_Given request_
Which lines below hold the word "WHEEL"? Copy all of them.

[Dataset records]
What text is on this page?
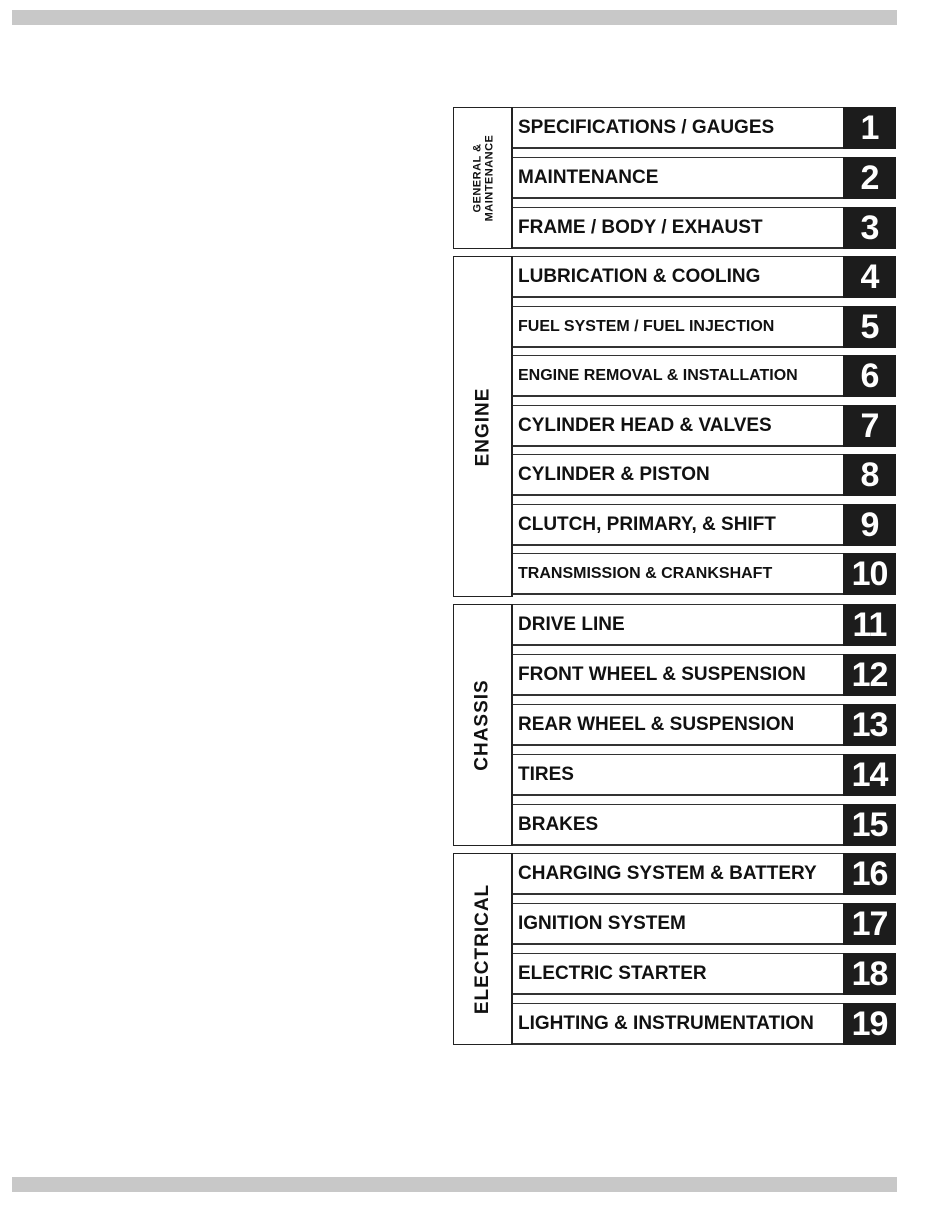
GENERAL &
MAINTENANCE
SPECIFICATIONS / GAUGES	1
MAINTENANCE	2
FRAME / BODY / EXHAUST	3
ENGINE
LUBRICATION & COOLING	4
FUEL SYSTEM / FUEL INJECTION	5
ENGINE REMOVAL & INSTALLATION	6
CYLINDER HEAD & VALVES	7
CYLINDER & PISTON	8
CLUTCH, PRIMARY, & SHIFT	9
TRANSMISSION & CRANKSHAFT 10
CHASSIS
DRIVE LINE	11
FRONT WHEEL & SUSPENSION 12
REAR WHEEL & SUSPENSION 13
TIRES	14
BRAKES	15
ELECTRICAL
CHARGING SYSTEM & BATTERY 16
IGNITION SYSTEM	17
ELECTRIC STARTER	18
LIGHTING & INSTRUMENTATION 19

==

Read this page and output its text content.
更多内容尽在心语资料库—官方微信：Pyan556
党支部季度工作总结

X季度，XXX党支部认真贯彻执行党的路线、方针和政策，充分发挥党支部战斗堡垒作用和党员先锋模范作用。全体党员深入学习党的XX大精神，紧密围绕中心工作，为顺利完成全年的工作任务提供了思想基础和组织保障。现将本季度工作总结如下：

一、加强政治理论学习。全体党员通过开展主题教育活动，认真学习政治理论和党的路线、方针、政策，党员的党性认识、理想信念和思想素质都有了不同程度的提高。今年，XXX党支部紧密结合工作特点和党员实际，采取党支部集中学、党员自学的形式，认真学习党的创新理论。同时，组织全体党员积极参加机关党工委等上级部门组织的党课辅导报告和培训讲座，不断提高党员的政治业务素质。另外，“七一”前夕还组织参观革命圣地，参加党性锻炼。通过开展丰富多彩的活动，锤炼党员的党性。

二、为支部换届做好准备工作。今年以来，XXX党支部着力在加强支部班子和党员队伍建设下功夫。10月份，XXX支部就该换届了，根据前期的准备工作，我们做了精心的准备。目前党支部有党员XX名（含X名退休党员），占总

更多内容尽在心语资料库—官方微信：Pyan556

_Solution below_
FRONT WHEEL & SUSPENSION 12
REAR WHEEL & SUSPENSION 13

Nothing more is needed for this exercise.